___ EXTRACTED DATA ___

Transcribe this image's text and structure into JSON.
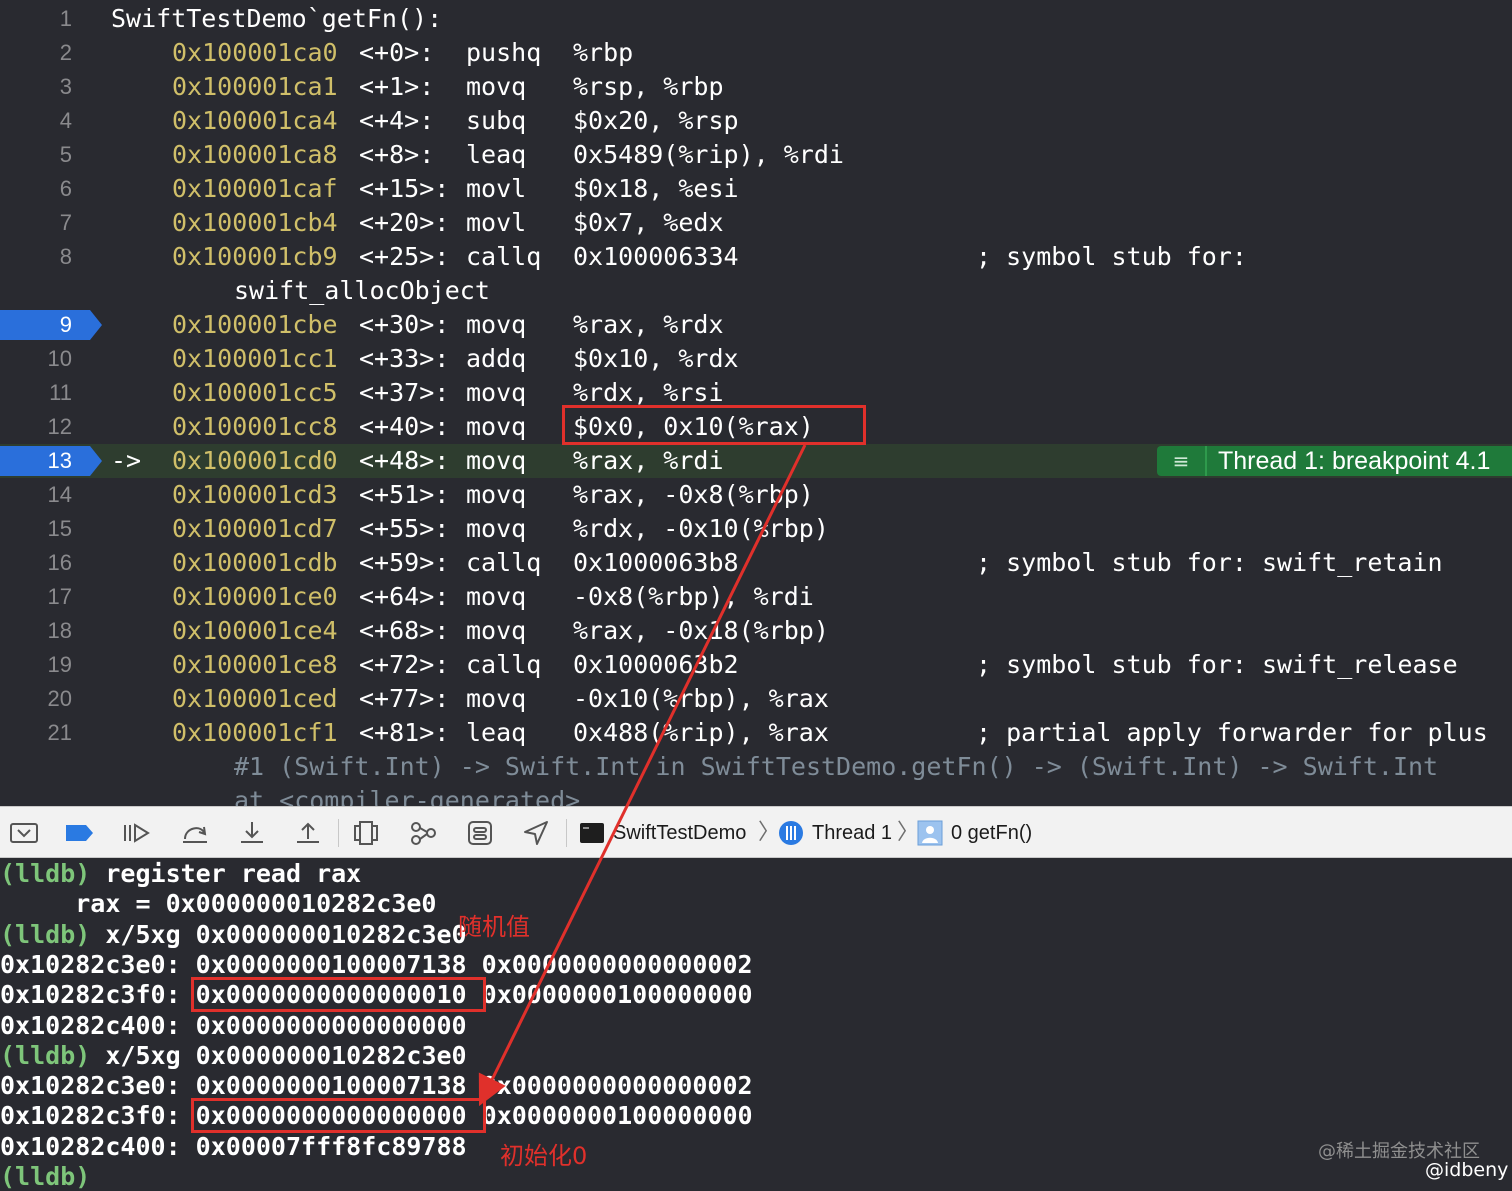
{
  "disassembly": {
    "header": {
      "line": "1",
      "text": "SwiftTestDemo`getFn():"
    },
    "rows": [
      {
        "line": "2",
        "addr": "0x100001ca0",
        "offset": "<+0>:",
        "mnemonic": "pushq",
        "operands": "%rbp",
        "comment": ""
      },
      {
        "line": "3",
        "addr": "0x100001ca1",
        "offset": "<+1>:",
        "mnemonic": "movq",
        "operands": "%rsp, %rbp",
        "comment": ""
      },
      {
        "line": "4",
        "addr": "0x100001ca4",
        "offset": "<+4>:",
        "mnemonic": "subq",
        "operands": "$0x20, %rsp",
        "comment": ""
      },
      {
        "line": "5",
        "addr": "0x100001ca8",
        "offset": "<+8>:",
        "mnemonic": "leaq",
        "operands": "0x5489(%rip), %rdi",
        "comment": ""
      },
      {
        "line": "6",
        "addr": "0x100001caf",
        "offset": "<+15>:",
        "mnemonic": "movl",
        "operands": "$0x18, %esi",
        "comment": ""
      },
      {
        "line": "7",
        "addr": "0x100001cb4",
        "offset": "<+20>:",
        "mnemonic": "movl",
        "operands": "$0x7, %edx",
        "comment": ""
      },
      {
        "line": "8",
        "addr": "0x100001cb9",
        "offset": "<+25>:",
        "mnemonic": "callq",
        "operands": "0x100006334",
        "comment": "; symbol stub for:"
      },
      {
        "line": "",
        "continuation": "swift_allocObject"
      },
      {
        "line": "9",
        "addr": "0x100001cbe",
        "offset": "<+30>:",
        "mnemonic": "movq",
        "operands": "%rax, %rdx",
        "comment": "",
        "breakpoint": true
      },
      {
        "line": "10",
        "addr": "0x100001cc1",
        "offset": "<+33>:",
        "mnemonic": "addq",
        "operands": "$0x10, %rdx",
        "comment": ""
      },
      {
        "line": "11",
        "addr": "0x100001cc5",
        "offset": "<+37>:",
        "mnemonic": "movq",
        "operands": "%rdx, %rsi",
        "comment": ""
      },
      {
        "line": "12",
        "addr": "0x100001cc8",
        "offset": "<+40>:",
        "mnemonic": "movq",
        "operands": "$0x0, 0x10(%rax)",
        "comment": "",
        "highlight": true
      },
      {
        "line": "13",
        "addr": "0x100001cd0",
        "offset": "<+48>:",
        "mnemonic": "movq",
        "operands": "%rax, %rdi",
        "comment": "",
        "breakpoint": true,
        "current": true,
        "arrow": "->"
      },
      {
        "line": "14",
        "addr": "0x100001cd3",
        "offset": "<+51>:",
        "mnemonic": "movq",
        "operands": "%rax, -0x8(%rbp)",
        "comment": ""
      },
      {
        "line": "15",
        "addr": "0x100001cd7",
        "offset": "<+55>:",
        "mnemonic": "movq",
        "operands": "%rdx, -0x10(%rbp)",
        "comment": ""
      },
      {
        "line": "16",
        "addr": "0x100001cdb",
        "offset": "<+59>:",
        "mnemonic": "callq",
        "operands": "0x1000063b8",
        "comment": "; symbol stub for: swift_retain"
      },
      {
        "line": "17",
        "addr": "0x100001ce0",
        "offset": "<+64>:",
        "mnemonic": "movq",
        "operands": "-0x8(%rbp), %rdi",
        "comment": ""
      },
      {
        "line": "18",
        "addr": "0x100001ce4",
        "offset": "<+68>:",
        "mnemonic": "movq",
        "operands": "%rax, -0x18(%rbp)",
        "comment": ""
      },
      {
        "line": "19",
        "addr": "0x100001ce8",
        "offset": "<+72>:",
        "mnemonic": "callq",
        "operands": "0x1000063b2",
        "comment": "; symbol stub for: swift_release"
      },
      {
        "line": "20",
        "addr": "0x100001ced",
        "offset": "<+77>:",
        "mnemonic": "movq",
        "operands": "-0x10(%rbp), %rax",
        "comment": ""
      },
      {
        "line": "21",
        "addr": "0x100001cf1",
        "offset": "<+81>:",
        "mnemonic": "leaq",
        "operands": "0x488(%rip), %rax",
        "comment": "; partial apply forwarder for plus"
      },
      {
        "line": "",
        "continuation": "#1 (Swift.Int) -> Swift.Int in SwiftTestDemo.getFn() -> (Swift.Int) -> Swift.Int",
        "dim": true
      },
      {
        "line": "",
        "continuation": "at <compiler-generated>",
        "dim": true
      }
    ],
    "thread_banner": "Thread 1: breakpoint 4.1"
  },
  "debug_bar": {
    "icons": [
      "hide-console-icon",
      "breakpoints-toggle-icon",
      "continue-icon",
      "step-over-icon",
      "step-into-icon",
      "step-out-icon",
      "view-hierarchy-icon",
      "memory-graph-icon",
      "environment-overrides-icon",
      "simulate-location-icon"
    ],
    "breadcrumb": {
      "target": "SwiftTestDemo",
      "thread": "Thread 1",
      "frame": "0 getFn()"
    }
  },
  "console": {
    "lines": [
      {
        "prompt": "(lldb)",
        "text": " register read rax"
      },
      {
        "prompt": "",
        "text": "     rax = 0x000000010282c3e0"
      },
      {
        "prompt": "(lldb)",
        "text": " x/5xg 0x000000010282c3e0"
      },
      {
        "prompt": "",
        "text": "0x10282c3e0: 0x0000000100007138 0x0000000000000002"
      },
      {
        "prompt": "",
        "text": "0x10282c3f0: 0x0000000000000010 0x0000000100000000"
      },
      {
        "prompt": "",
        "text": "0x10282c400: 0x0000000000000000"
      },
      {
        "prompt": "(lldb)",
        "text": " x/5xg 0x000000010282c3e0"
      },
      {
        "prompt": "",
        "text": "0x10282c3e0: 0x0000000100007138 0x0000000000000002"
      },
      {
        "prompt": "",
        "text": "0x10282c3f0: 0x0000000000000000 0x0000000100000000"
      },
      {
        "prompt": "",
        "text": "0x10282c400: 0x00007fff8fc89788"
      },
      {
        "prompt": "(lldb)",
        "text": ""
      }
    ]
  },
  "annotations": {
    "random_value": "随机值",
    "initialized_zero": "初始化0"
  },
  "watermark": {
    "site": "@稀土掘金技术社区",
    "author": "@idbeny"
  },
  "colors": {
    "address": "#d0bf69",
    "prompt": "#7ec57a",
    "annotation": "#e0302b",
    "breakpoint": "#2a6fdb",
    "thread_banner": "#1f7a3a"
  }
}
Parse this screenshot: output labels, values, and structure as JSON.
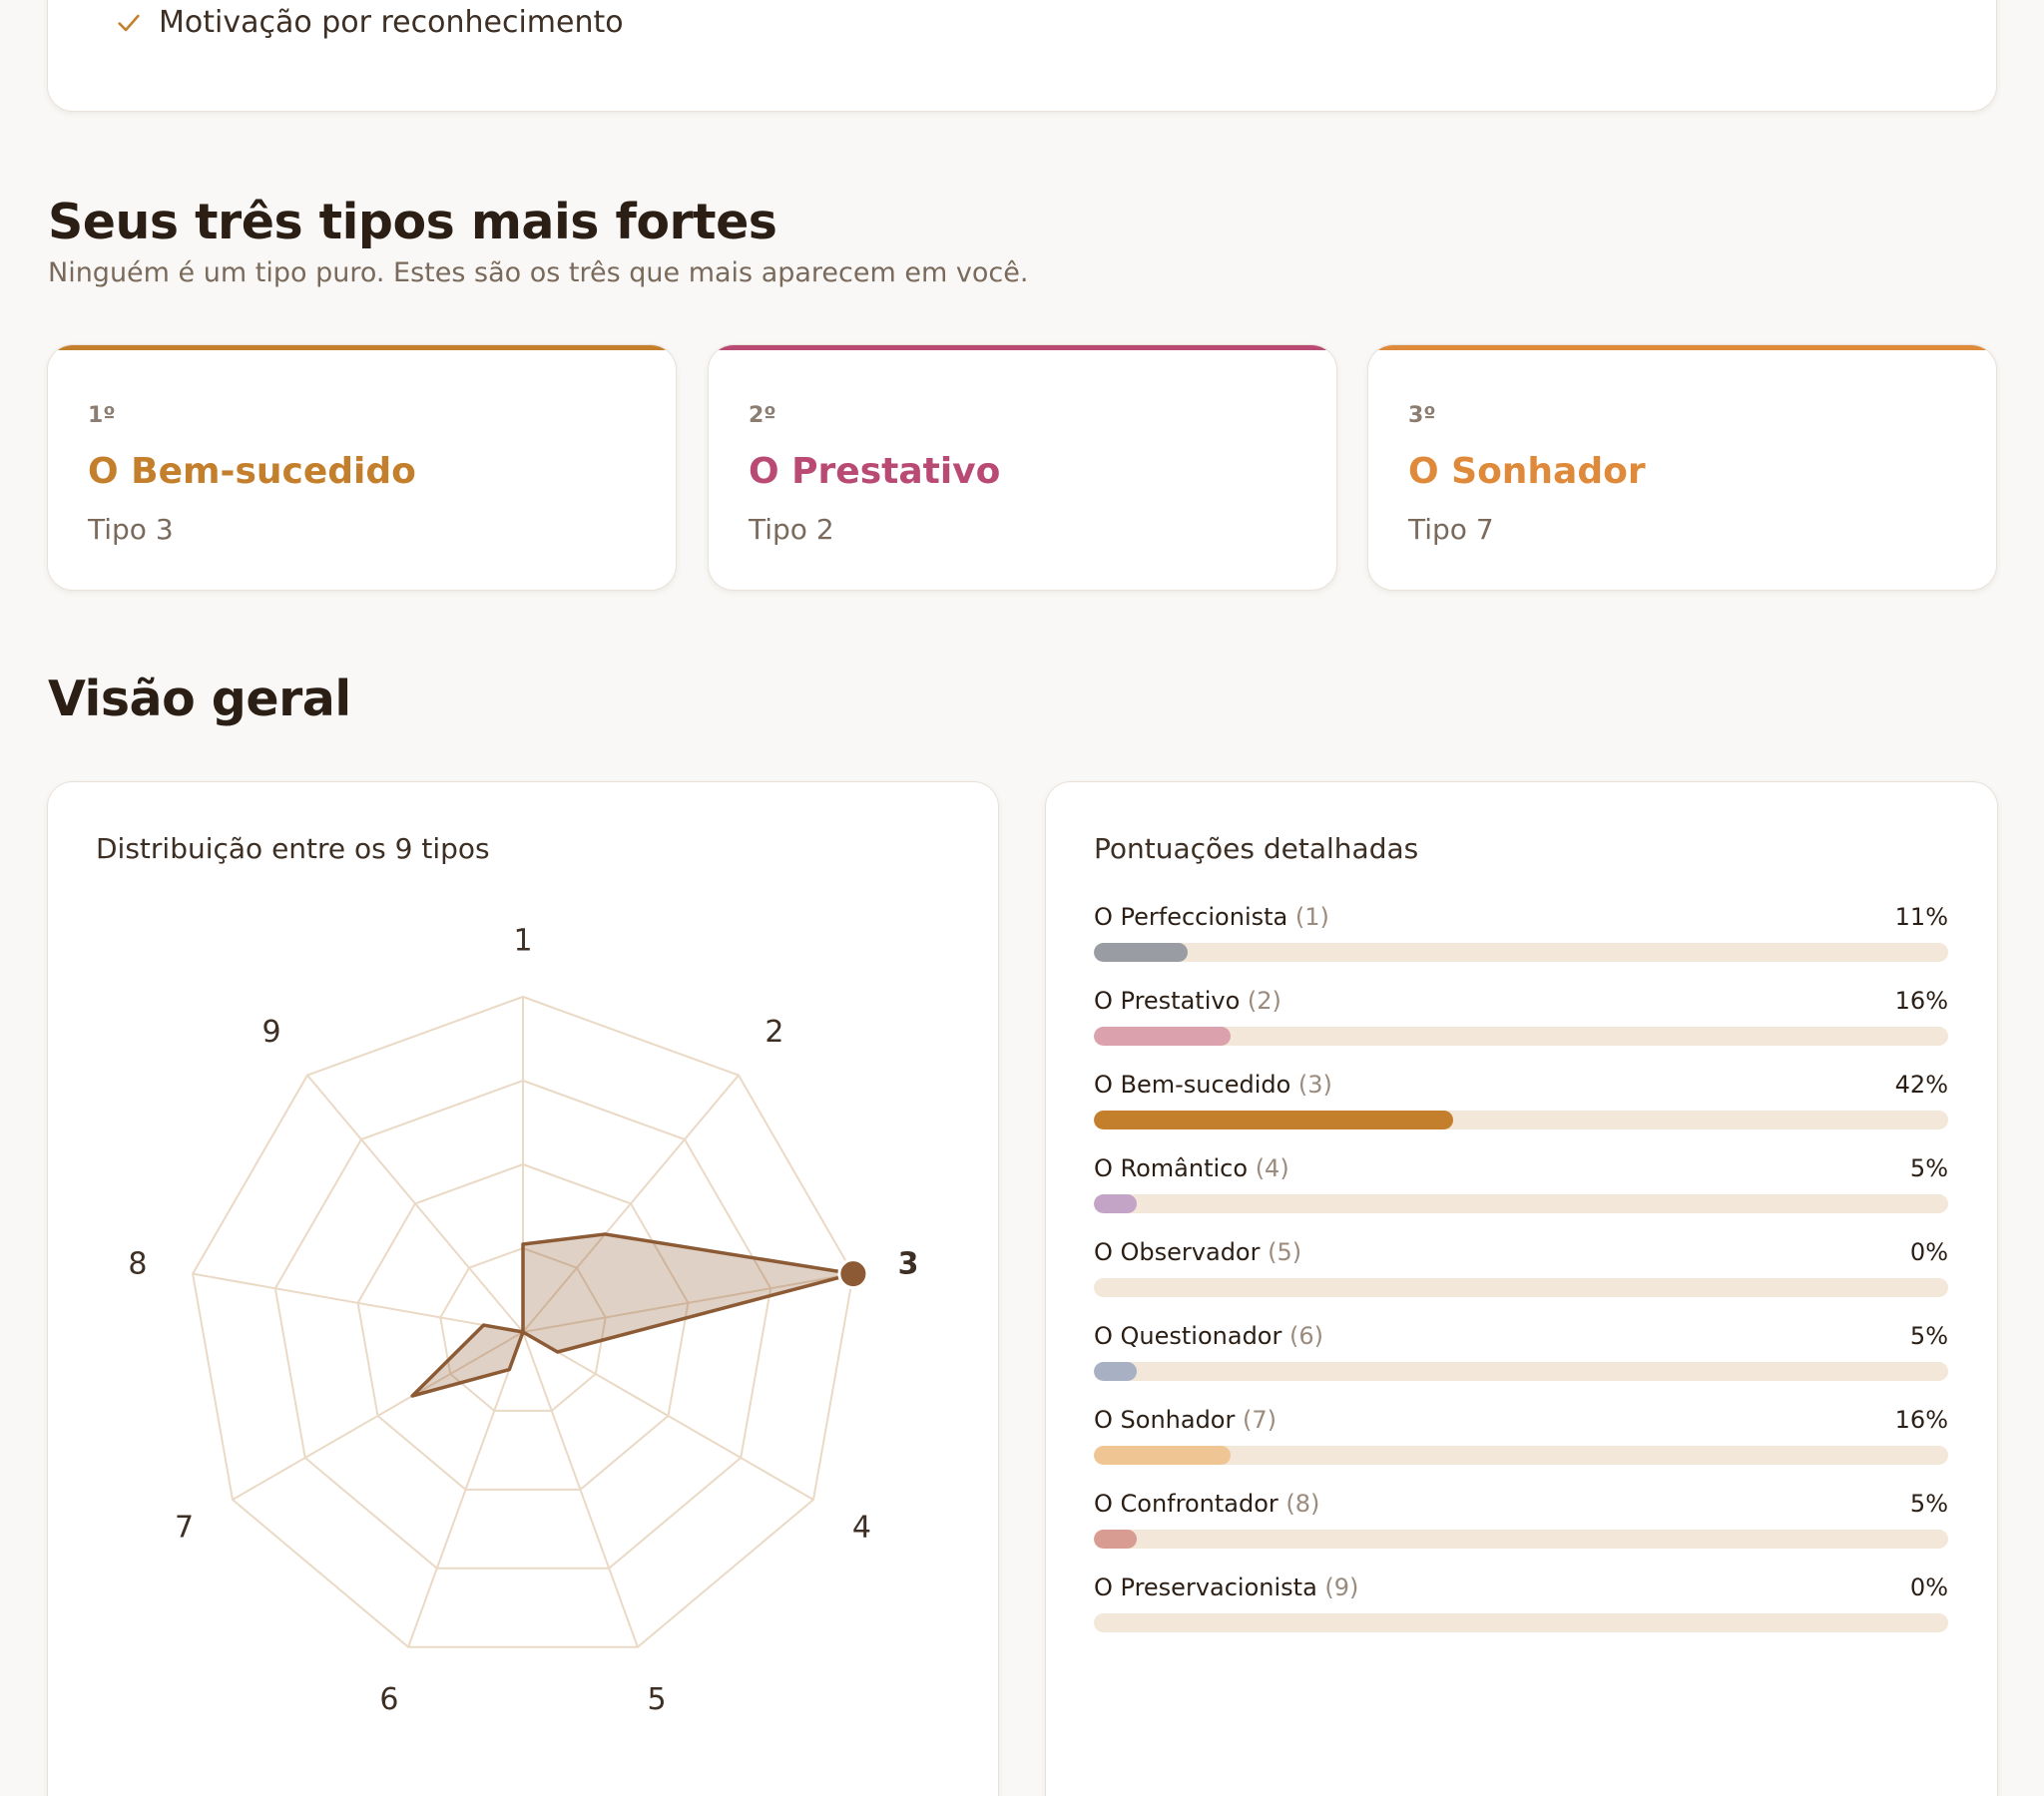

___

**TASK DETAILS**. Copy each line of the preceding data that contains the string "getFn".

**REPLY TO THE EXERCISE**.
      "text": "SwiftTestDemo`getFn():"
        "continuation": "#1 (Swift.Int) -> Swift.Int in SwiftTestDemo.getFn() -> (Swift.Int) -> Swift.Int",
      "frame": "0 getFn()"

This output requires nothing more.